#### Data for this exercise ####

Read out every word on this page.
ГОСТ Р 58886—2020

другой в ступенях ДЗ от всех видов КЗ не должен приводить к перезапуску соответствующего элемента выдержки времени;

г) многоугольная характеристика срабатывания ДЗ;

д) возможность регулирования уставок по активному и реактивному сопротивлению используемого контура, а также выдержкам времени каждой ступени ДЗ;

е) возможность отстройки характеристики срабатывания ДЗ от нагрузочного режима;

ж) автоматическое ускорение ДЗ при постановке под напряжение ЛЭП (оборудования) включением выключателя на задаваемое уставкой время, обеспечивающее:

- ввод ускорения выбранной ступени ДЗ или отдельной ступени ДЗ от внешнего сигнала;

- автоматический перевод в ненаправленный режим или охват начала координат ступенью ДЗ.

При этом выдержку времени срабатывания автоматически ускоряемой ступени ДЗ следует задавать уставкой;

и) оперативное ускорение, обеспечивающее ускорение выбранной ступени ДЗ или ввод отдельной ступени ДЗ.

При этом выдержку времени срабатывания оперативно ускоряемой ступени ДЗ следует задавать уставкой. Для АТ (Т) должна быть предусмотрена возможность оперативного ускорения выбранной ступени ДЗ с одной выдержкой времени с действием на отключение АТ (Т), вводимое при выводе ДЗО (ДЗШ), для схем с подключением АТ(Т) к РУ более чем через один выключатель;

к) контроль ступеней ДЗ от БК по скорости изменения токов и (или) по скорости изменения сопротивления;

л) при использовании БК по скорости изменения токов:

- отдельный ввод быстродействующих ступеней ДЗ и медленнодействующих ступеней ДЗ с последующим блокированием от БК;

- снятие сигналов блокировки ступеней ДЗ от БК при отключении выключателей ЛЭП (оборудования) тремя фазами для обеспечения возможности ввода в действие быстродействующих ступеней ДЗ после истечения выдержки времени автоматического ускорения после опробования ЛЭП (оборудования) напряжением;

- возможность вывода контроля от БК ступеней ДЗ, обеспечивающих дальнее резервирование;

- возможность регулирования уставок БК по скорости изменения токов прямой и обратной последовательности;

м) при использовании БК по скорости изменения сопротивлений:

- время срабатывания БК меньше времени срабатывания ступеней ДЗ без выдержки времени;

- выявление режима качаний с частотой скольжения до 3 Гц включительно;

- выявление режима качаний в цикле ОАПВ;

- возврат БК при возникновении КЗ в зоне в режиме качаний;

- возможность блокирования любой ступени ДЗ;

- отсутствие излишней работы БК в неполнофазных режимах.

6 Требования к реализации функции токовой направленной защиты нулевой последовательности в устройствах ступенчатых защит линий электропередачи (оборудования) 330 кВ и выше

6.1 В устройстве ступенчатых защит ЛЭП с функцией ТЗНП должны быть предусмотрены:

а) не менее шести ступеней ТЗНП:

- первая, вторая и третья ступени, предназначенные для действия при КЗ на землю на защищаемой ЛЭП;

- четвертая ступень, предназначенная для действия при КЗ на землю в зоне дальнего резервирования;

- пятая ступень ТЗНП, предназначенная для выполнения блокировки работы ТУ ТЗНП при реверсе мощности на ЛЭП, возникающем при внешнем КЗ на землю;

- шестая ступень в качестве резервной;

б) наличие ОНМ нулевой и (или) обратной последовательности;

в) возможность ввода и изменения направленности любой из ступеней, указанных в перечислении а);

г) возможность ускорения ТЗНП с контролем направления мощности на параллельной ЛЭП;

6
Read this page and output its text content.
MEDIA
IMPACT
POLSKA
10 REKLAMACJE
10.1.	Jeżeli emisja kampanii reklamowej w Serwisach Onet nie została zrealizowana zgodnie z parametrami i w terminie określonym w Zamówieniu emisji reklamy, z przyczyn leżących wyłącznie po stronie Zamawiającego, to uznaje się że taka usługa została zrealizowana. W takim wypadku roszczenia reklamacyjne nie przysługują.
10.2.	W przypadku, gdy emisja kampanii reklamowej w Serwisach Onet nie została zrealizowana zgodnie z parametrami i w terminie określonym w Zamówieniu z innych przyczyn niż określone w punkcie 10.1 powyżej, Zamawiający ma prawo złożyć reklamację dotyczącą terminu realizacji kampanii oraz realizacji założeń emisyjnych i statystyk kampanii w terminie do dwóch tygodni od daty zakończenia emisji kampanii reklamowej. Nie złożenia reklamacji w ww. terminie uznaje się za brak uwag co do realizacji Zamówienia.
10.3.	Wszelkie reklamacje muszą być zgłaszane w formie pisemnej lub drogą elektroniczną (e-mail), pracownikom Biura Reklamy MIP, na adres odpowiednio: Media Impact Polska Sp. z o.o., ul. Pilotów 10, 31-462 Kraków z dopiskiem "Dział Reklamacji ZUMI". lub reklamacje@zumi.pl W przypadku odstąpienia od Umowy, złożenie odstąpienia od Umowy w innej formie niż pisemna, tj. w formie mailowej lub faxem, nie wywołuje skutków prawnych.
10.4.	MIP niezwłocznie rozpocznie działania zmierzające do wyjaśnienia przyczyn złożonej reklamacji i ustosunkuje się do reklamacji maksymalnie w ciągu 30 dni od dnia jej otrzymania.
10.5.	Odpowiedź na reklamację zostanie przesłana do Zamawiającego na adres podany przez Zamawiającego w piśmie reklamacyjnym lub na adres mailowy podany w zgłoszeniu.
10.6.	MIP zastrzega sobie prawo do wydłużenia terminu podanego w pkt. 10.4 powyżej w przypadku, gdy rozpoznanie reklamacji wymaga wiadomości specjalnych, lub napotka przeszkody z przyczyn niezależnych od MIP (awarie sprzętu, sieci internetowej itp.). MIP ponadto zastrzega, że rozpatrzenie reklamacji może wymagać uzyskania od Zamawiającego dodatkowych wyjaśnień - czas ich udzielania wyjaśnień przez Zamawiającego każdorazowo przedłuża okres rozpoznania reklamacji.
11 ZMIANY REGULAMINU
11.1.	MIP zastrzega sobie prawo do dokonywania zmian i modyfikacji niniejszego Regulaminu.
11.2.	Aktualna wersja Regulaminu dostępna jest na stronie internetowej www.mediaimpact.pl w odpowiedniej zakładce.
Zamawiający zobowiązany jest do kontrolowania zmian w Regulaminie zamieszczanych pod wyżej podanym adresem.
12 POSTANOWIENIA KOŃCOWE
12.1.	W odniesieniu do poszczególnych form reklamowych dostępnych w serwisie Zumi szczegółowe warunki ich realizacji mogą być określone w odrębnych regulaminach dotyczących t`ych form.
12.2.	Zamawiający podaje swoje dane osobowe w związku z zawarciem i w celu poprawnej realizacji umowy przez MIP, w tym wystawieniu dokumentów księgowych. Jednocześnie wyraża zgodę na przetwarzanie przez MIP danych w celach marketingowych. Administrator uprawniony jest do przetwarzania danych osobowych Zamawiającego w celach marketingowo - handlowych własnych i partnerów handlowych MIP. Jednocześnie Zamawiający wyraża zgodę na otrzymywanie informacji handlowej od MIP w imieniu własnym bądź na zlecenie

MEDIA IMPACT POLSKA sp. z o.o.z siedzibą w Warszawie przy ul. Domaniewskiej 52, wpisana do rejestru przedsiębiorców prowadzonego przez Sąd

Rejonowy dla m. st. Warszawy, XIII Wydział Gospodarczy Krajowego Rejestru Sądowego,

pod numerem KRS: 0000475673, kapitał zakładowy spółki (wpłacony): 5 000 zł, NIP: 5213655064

####

> Your task
Quote all the records. Keep every word exact.

> Solution for this exercise
Read out every word on this page.
ГОСТ Р 58886—2020

другой в ступенях ДЗ от всех видов КЗ не должен приводить к перезапуску соответствующего элемента выдержки времени;

г) многоугольная характеристика срабатывания ДЗ;

д) возможность регулирования уставок по активному и реактивному сопротивлению используемого контура, а также выдержкам времени каждой ступени ДЗ;

е) возможность отстройки характеристики срабатывания ДЗ от нагрузочного режима;

ж) автоматическое ускорение ДЗ при постановке под напряжение ЛЭП (оборудования) включением выключателя на задаваемое уставкой время, обеспечивающее:

- ввод ускорения выбранной ступени ДЗ или отдельной ступени ДЗ от внешнего сигнала;

- автоматический перевод в ненаправленный режим или охват начала координат ступенью ДЗ.

При этом выдержку времени срабатывания автоматически ускоряемой ступени ДЗ следует задавать уставкой;

и) оперативное ускорение, обеспечивающее ускорение выбранной ступени ДЗ или ввод отдельной ступени ДЗ.

При этом выдержку времени срабатывания оперативно ускоряемой ступени ДЗ следует задавать уставкой. Для АТ (Т) должна быть предусмотрена возможность оперативного ускорения выбранной ступени ДЗ с одной выдержкой времени с действием на отключение АТ (Т), вводимое при выводе ДЗО (ДЗШ), для схем с подключением АТ(Т) к РУ более чем через один выключатель;

к) контроль ступеней ДЗ от БК по скорости изменения токов и (или) по скорости изменения сопротивления;

л) при использовании БК по скорости изменения токов:

- отдельный ввод быстродействующих ступеней ДЗ и медленнодействующих ступеней ДЗ с последующим блокированием от БК;

- снятие сигналов блокировки ступеней ДЗ от БК при отключении выключателей ЛЭП (оборудования) тремя фазами для обеспечения возможности ввода в действие быстродействующих ступеней ДЗ после истечения выдержки времени автоматического ускорения после опробования ЛЭП (оборудования) напряжением;

- возможность вывода контроля от БК ступеней ДЗ, обеспечивающих дальнее резервирование;

- возможность регулирования уставок БК по скорости изменения токов прямой и обратной последовательности;

м) при использовании БК по скорости изменения сопротивлений:

- время срабатывания БК меньше времени срабатывания ступеней ДЗ без выдержки времени;

- выявление режима качаний с частотой скольжения до 3 Гц включительно;

- выявление режима качаний в цикле ОАПВ;

- возврат БК при возникновении КЗ в зоне в режиме качаний;

- возможность блокирования любой ступени ДЗ;

- отсутствие излишней работы БК в неполнофазных режимах.

6 Требования к реализации функции токовой направленной защиты нулевой последовательности в устройствах ступенчатых защит линий электропередачи (оборудования) 330 кВ и выше

6.1 В устройстве ступенчатых защит ЛЭП с функцией ТЗНП должны быть предусмотрены:

а) не менее шести ступеней ТЗНП:

- первая, вторая и третья ступени, предназначенные для действия при КЗ на землю на защищаемой ЛЭП;

- четвертая ступень, предназначенная для действия при КЗ на землю в зоне дальнего резервирования;

- пятая ступень ТЗНП, предназначенная для выполнения блокировки работы ТУ ТЗНП при реверсе мощности на ЛЭП, возникающем при внешнем КЗ на землю;

- шестая ступень в качестве резервной;

б) наличие ОНМ нулевой и (или) обратной последовательности;

в) возможность ввода и изменения направленности любой из ступеней, указанных в перечислении а);

г) возможность ускорения ТЗНП с контролем направления мощности на параллельной ЛЭП;

6
Read this page and output its text content.
MEDIA
IMPACT
POLSKA
10 REKLAMACJE
10.1.	Jeżeli emisja kampanii reklamowej w Serwisach Onet nie została zrealizowana zgodnie z parametrami i w terminie określonym w Zamówieniu emisji reklamy, z przyczyn leżących wyłącznie po stronie Zamawiającego, to uznaje się że taka usługa została zrealizowana. W takim wypadku roszczenia reklamacyjne nie przysługują.
10.2.	W przypadku, gdy emisja kampanii reklamowej w Serwisach Onet nie została zrealizowana zgodnie z parametrami i w terminie określonym w Zamówieniu z innych przyczyn niż określone w punkcie 10.1 powyżej, Zamawiający ma prawo złożyć reklamację dotyczącą terminu realizacji kampanii oraz realizacji założeń emisyjnych i statystyk kampanii w terminie do dwóch tygodni od daty zakończenia emisji kampanii reklamowej. Nie złożenia reklamacji w ww. terminie uznaje się za brak uwag co do realizacji Zamówienia.
10.3.	Wszelkie reklamacje muszą być zgłaszane w formie pisemnej lub drogą elektroniczną (e-mail), pracownikom Biura Reklamy MIP, na adres odpowiednio: Media Impact Polska Sp. z o.o., ul. Pilotów 10, 31-462 Kraków z dopiskiem "Dział Reklamacji ZUMI". lub reklamacje@zumi.pl W przypadku odstąpienia od Umowy, złożenie odstąpienia od Umowy w innej formie niż pisemna, tj. w formie mailowej lub faxem, nie wywołuje skutków prawnych.
10.4.	MIP niezwłocznie rozpocznie działania zmierzające do wyjaśnienia przyczyn złożonej reklamacji i ustosunkuje się do reklamacji maksymalnie w ciągu 30 dni od dnia jej otrzymania.
10.5.	Odpowiedź na reklamację zostanie przesłana do Zamawiającego na adres podany przez Zamawiającego w piśmie reklamacyjnym lub na adres mailowy podany w zgłoszeniu.
10.6.	MIP zastrzega sobie prawo do wydłużenia terminu podanego w pkt. 10.4 powyżej w przypadku, gdy rozpoznanie reklamacji wymaga wiadomości specjalnych, lub napotka przeszkody z przyczyn niezależnych od MIP (awarie sprzętu, sieci internetowej itp.). MIP ponadto zastrzega, że rozpatrzenie reklamacji może wymagać uzyskania od Zamawiającego dodatkowych wyjaśnień - czas ich udzielania wyjaśnień przez Zamawiającego każdorazowo przedłuża okres rozpoznania reklamacji.
11 ZMIANY REGULAMINU
11.1.	MIP zastrzega sobie prawo do dokonywania zmian i modyfikacji niniejszego Regulaminu.
11.2.	Aktualna wersja Regulaminu dostępna jest na stronie internetowej www.mediaimpact.pl w odpowiedniej zakładce.
Zamawiający zobowiązany jest do kontrolowania zmian w Regulaminie zamieszczanych pod wyżej podanym adresem.
12 POSTANOWIENIA KOŃCOWE
12.1.	W odniesieniu do poszczególnych form reklamowych dostępnych w serwisie Zumi szczegółowe warunki ich realizacji mogą być określone w odrębnych regulaminach dotyczących t`ych form.
12.2.	Zamawiający podaje swoje dane osobowe w związku z zawarciem i w celu poprawnej realizacji umowy przez MIP, w tym wystawieniu dokumentów księgowych. Jednocześnie wyraża zgodę na przetwarzanie przez MIP danych w celach marketingowych. Administrator uprawniony jest do przetwarzania danych osobowych Zamawiającego w celach marketingowo - handlowych własnych i partnerów handlowych MIP. Jednocześnie Zamawiający wyraża zgodę na otrzymywanie informacji handlowej od MIP w imieniu własnym bądź na zlecenie

MEDIA IMPACT POLSKA sp. z o.o.z siedzibą w Warszawie przy ul. Domaniewskiej 52, wpisana do rejestru przedsiębiorców prowadzonego przez Sąd

Rejonowy dla m. st. Warszawy, XIII Wydział Gospodarczy Krajowego Rejestru Sądowego,

pod numerem KRS: 0000475673, kapitał zakładowy spółki (wpłacony): 5 000 zł, NIP: 5213655064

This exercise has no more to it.